start

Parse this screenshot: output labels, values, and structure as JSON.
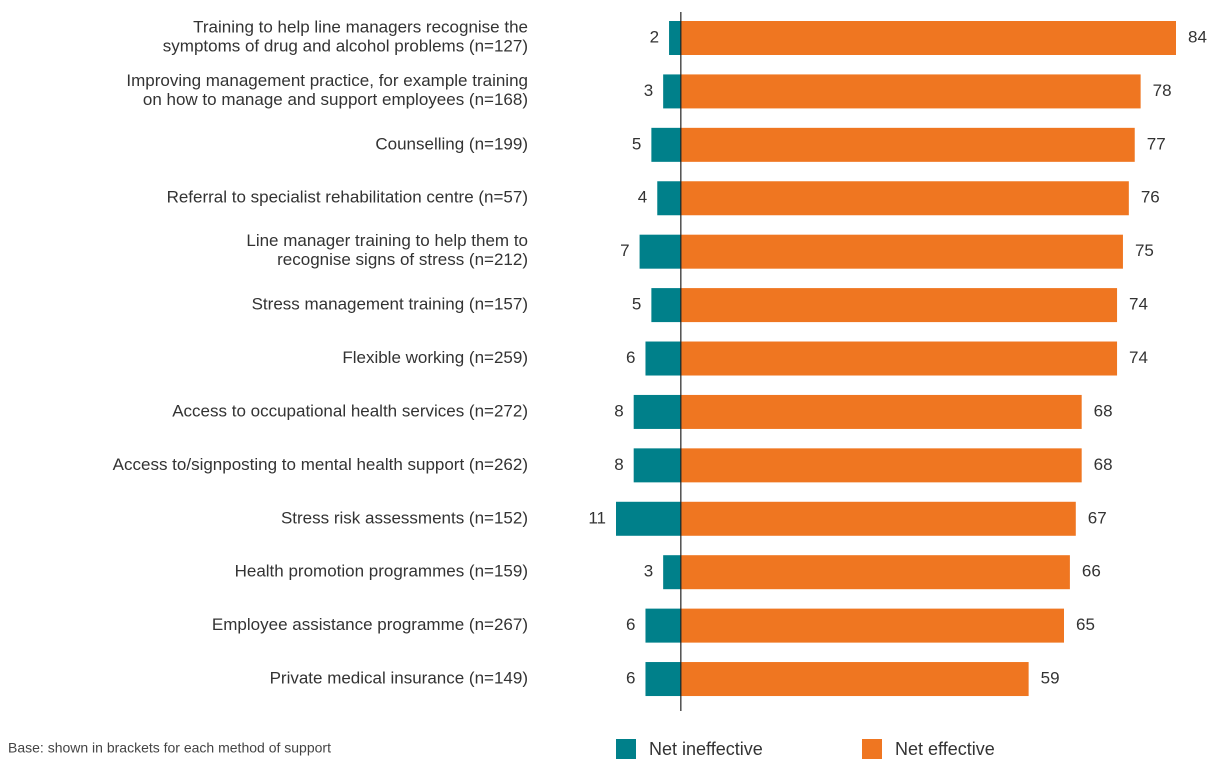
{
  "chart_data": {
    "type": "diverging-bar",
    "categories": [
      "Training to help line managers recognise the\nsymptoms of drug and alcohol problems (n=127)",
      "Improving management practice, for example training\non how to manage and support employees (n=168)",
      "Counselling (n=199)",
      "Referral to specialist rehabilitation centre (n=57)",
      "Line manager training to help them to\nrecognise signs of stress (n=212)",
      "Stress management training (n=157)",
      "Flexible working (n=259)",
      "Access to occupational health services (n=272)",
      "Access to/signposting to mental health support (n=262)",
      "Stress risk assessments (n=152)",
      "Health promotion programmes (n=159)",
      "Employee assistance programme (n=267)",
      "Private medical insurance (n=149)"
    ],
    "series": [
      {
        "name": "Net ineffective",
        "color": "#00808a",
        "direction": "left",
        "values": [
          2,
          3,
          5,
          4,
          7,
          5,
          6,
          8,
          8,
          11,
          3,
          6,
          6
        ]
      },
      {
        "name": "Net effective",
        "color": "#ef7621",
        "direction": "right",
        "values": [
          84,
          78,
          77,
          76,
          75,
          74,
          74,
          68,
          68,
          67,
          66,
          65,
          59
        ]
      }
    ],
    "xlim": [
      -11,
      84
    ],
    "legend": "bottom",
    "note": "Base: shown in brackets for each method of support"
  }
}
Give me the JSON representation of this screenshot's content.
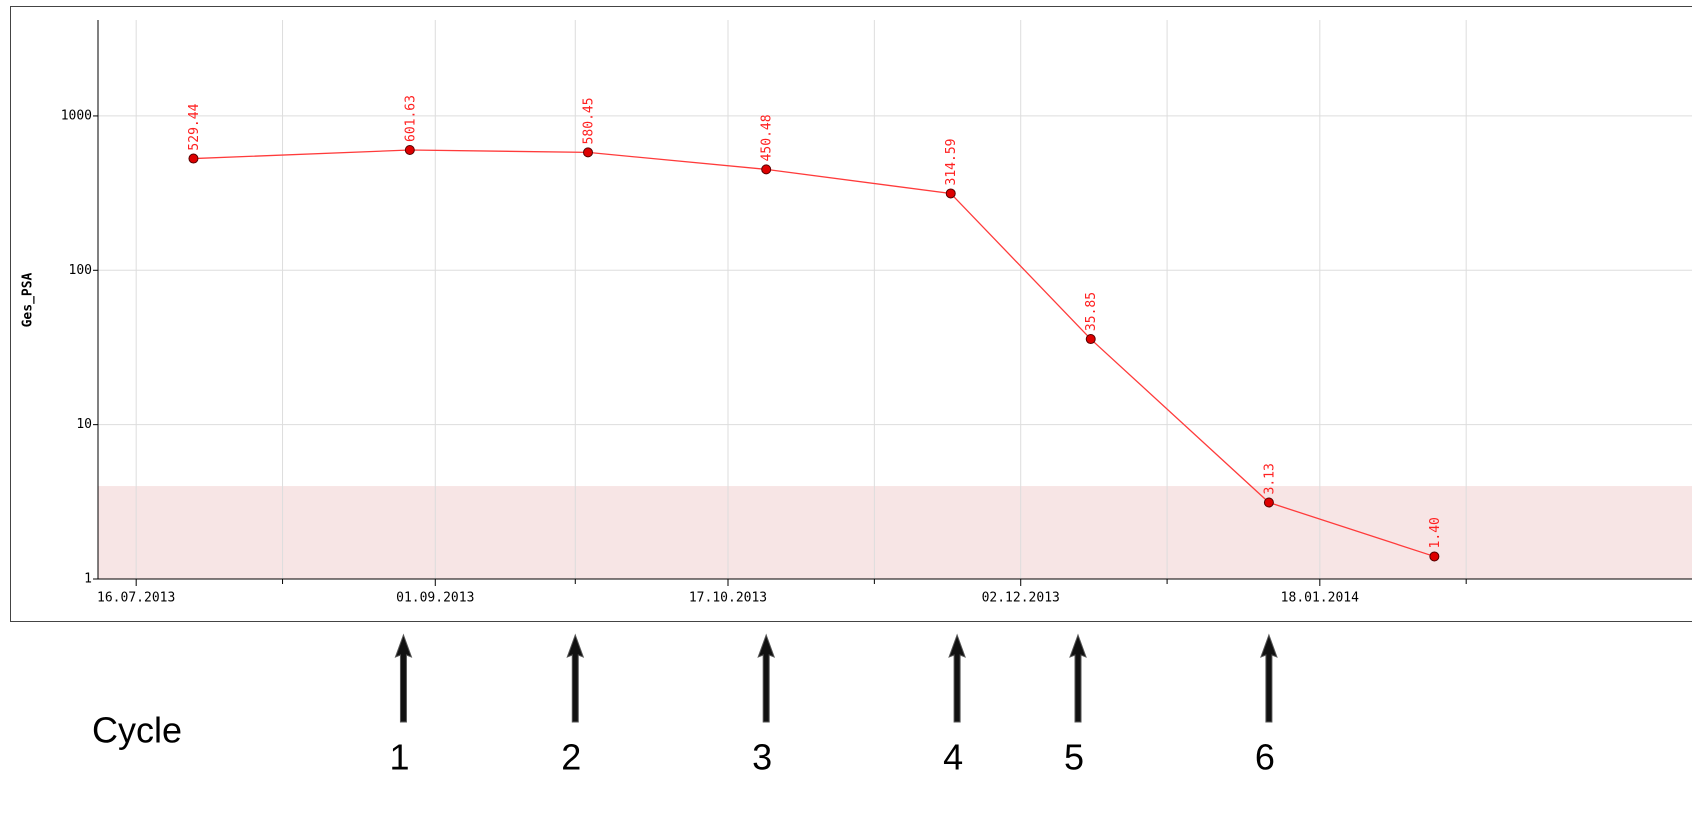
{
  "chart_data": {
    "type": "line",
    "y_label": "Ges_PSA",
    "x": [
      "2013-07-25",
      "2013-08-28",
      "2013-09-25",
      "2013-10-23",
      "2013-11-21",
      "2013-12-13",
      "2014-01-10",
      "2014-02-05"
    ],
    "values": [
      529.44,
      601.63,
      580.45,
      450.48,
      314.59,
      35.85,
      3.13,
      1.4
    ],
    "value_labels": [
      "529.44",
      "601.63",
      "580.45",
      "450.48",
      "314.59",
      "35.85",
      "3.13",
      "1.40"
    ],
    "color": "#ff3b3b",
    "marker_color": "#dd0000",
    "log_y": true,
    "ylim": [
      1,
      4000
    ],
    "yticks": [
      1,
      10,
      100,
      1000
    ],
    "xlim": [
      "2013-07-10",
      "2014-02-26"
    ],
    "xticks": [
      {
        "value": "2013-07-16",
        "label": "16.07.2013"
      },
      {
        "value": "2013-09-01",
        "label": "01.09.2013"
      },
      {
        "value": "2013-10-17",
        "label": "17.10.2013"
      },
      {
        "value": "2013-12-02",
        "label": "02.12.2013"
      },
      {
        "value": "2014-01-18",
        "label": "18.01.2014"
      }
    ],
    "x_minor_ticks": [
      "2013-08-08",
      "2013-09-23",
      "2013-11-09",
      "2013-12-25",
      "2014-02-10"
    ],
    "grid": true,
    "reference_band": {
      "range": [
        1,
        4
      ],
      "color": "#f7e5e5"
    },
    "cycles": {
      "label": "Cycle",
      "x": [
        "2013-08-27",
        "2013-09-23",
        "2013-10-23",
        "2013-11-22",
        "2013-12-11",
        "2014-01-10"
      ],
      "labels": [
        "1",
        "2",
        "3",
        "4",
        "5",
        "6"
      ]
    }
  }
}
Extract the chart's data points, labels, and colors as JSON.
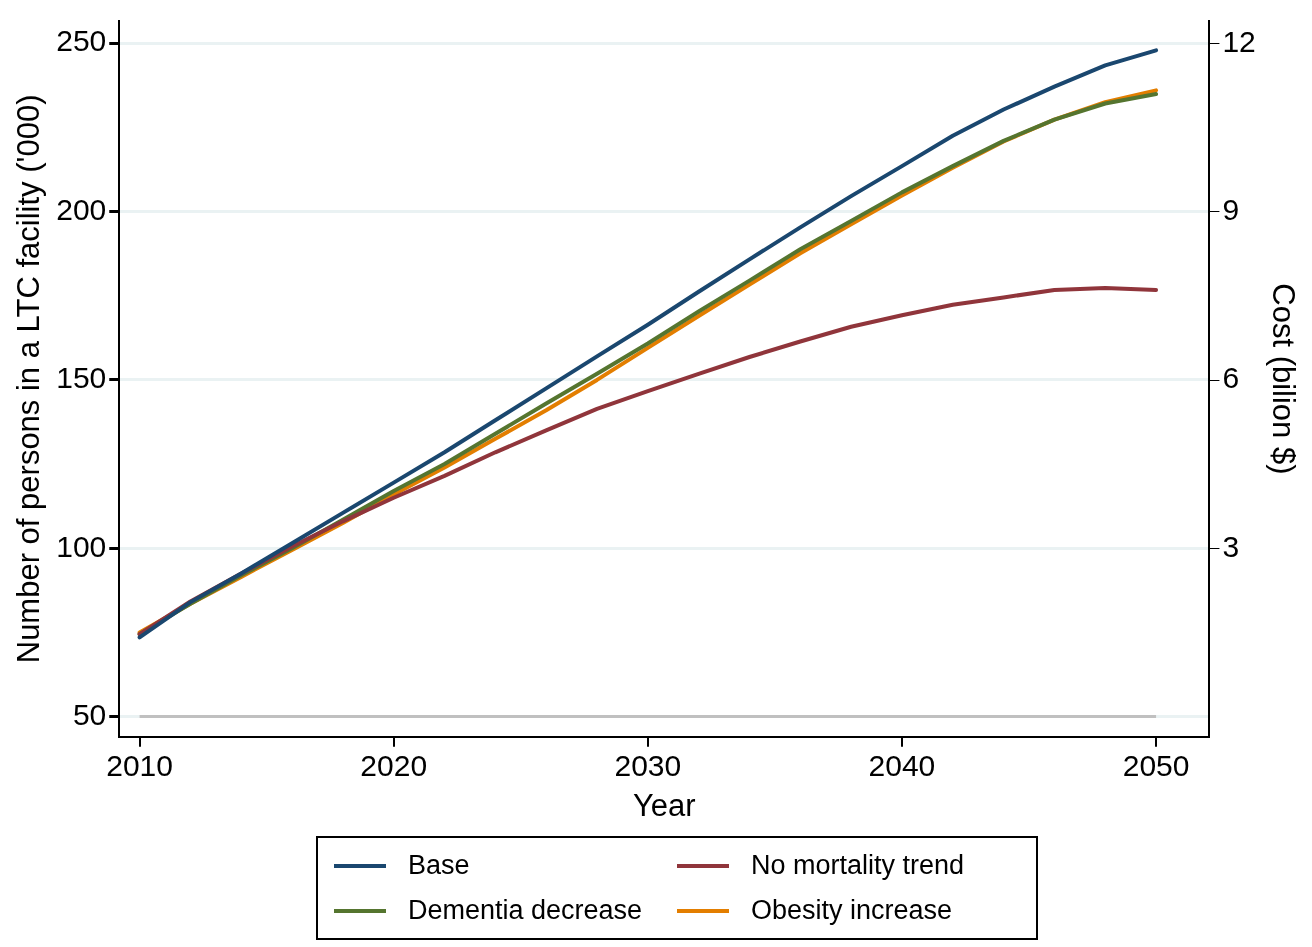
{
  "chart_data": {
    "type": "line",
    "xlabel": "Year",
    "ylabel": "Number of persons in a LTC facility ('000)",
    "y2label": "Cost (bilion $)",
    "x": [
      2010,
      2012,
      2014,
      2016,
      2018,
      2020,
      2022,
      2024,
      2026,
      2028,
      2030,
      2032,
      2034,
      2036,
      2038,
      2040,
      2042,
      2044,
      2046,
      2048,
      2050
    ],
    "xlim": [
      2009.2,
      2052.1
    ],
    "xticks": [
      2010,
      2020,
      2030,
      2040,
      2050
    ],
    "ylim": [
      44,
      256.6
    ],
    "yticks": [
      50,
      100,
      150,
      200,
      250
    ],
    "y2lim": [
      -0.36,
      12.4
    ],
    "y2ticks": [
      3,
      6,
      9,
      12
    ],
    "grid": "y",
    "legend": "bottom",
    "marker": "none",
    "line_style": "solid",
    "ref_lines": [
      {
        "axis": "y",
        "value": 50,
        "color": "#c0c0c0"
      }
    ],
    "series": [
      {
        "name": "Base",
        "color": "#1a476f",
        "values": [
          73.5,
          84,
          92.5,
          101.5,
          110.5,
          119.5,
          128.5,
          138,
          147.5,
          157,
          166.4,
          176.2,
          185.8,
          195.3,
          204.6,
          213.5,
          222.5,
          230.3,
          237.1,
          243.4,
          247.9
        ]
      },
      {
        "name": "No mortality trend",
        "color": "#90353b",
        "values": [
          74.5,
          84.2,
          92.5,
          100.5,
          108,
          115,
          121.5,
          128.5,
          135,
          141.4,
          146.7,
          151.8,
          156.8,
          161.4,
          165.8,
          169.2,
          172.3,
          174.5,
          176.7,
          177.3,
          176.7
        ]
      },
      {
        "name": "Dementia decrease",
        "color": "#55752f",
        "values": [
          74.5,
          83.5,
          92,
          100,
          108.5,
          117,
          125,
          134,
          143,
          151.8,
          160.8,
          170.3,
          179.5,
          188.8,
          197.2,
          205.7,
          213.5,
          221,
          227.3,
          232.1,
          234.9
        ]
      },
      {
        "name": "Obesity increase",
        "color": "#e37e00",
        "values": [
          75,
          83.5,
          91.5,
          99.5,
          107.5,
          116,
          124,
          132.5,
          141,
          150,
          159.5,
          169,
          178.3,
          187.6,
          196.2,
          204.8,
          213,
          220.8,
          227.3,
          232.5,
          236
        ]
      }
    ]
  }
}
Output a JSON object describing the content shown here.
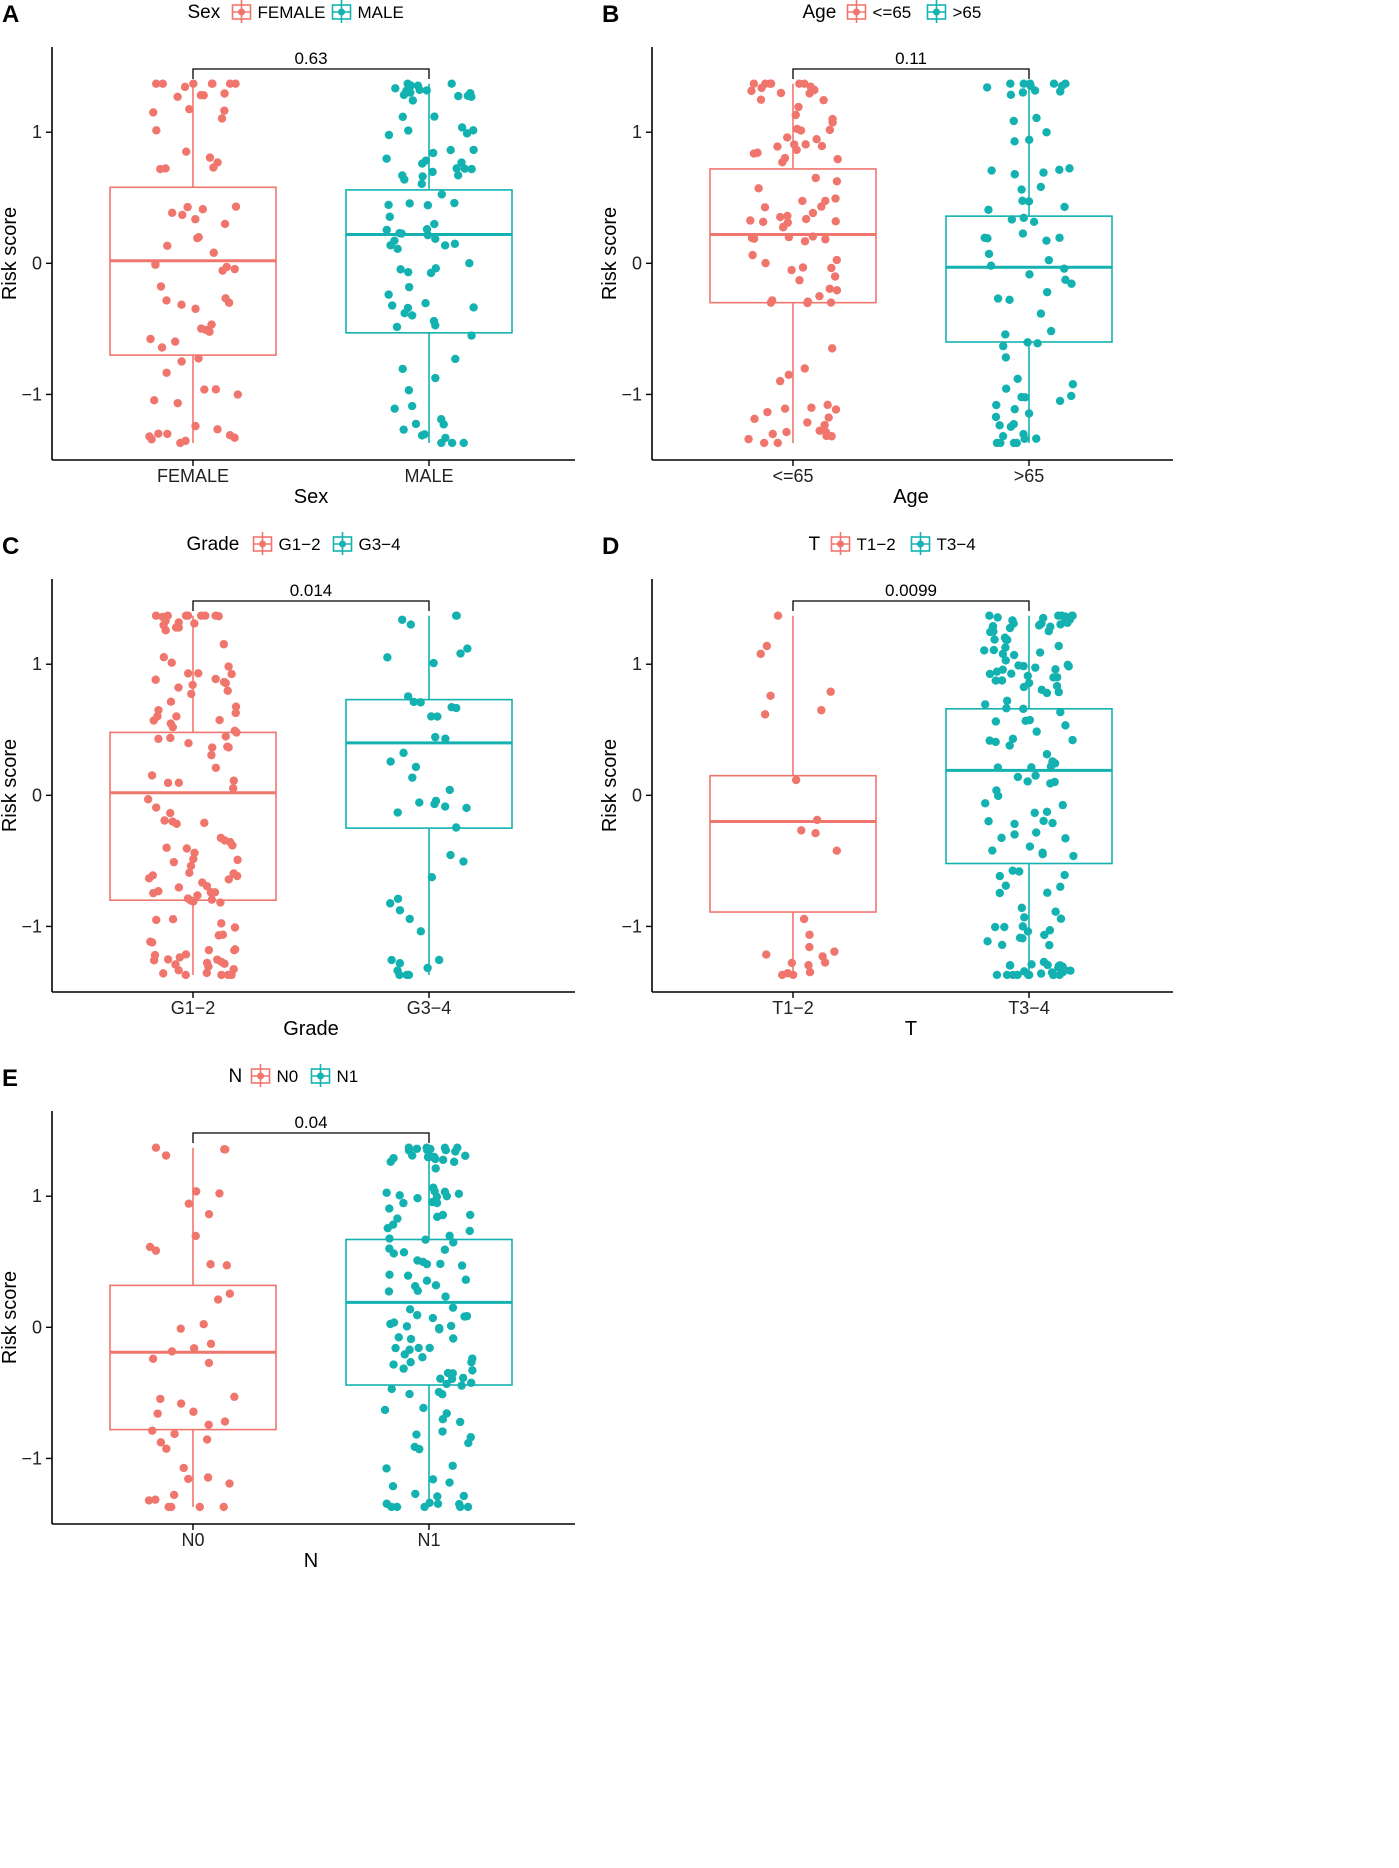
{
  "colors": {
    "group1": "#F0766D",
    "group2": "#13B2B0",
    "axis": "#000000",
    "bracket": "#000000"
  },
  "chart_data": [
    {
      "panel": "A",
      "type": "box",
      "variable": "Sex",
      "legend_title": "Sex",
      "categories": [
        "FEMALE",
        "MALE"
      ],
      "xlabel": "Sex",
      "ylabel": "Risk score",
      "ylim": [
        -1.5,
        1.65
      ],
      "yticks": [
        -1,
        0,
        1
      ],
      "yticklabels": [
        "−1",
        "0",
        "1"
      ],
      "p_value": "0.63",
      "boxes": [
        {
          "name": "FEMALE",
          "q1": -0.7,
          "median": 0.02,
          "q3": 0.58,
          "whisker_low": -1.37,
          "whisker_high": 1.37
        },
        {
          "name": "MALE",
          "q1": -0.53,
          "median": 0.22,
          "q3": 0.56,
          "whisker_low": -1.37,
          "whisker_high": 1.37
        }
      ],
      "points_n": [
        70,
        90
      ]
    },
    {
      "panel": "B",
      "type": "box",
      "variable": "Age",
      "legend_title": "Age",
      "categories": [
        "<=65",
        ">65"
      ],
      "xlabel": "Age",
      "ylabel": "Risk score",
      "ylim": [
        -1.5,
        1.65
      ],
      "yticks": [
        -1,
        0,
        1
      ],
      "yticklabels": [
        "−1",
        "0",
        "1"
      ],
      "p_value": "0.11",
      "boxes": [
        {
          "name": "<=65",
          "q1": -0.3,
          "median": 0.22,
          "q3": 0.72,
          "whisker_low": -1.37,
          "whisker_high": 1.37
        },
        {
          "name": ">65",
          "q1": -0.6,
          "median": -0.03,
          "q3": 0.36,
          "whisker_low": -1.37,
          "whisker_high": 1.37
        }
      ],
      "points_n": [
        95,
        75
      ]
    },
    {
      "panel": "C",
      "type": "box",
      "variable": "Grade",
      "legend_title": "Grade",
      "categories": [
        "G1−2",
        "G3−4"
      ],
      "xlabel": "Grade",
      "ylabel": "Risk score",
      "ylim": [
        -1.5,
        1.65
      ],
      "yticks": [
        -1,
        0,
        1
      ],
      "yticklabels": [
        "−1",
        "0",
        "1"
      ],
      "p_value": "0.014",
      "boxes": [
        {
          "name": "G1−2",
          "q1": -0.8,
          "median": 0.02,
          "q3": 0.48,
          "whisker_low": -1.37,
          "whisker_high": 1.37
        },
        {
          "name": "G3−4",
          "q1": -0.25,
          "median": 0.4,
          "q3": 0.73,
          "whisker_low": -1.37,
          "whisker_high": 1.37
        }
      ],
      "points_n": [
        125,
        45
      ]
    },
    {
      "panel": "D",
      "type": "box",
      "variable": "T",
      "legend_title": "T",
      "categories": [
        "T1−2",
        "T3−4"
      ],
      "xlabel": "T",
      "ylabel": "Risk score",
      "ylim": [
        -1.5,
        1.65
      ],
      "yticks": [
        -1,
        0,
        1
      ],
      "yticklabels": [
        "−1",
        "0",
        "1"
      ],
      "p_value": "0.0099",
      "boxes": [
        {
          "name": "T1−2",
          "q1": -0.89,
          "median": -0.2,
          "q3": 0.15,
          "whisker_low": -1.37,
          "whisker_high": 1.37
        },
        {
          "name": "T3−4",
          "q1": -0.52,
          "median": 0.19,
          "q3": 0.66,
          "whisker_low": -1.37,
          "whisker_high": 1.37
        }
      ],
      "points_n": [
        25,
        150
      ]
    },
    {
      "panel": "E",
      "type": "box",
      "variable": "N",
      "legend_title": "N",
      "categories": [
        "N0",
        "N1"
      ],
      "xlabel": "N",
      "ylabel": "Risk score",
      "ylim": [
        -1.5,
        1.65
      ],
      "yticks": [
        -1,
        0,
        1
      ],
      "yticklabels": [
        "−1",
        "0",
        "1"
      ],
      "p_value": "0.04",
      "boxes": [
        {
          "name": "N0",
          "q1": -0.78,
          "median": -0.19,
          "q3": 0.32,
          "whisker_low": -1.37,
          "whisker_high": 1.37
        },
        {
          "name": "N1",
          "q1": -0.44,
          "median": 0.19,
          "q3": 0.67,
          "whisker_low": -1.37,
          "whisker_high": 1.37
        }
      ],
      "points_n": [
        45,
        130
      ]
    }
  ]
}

end

• **Exercise details**
Find every line that has "colors" in it, then return those lines.

• **Solution to the exercise**
Extract the chart's data points, labels, and colors as JSON.
  "colors": {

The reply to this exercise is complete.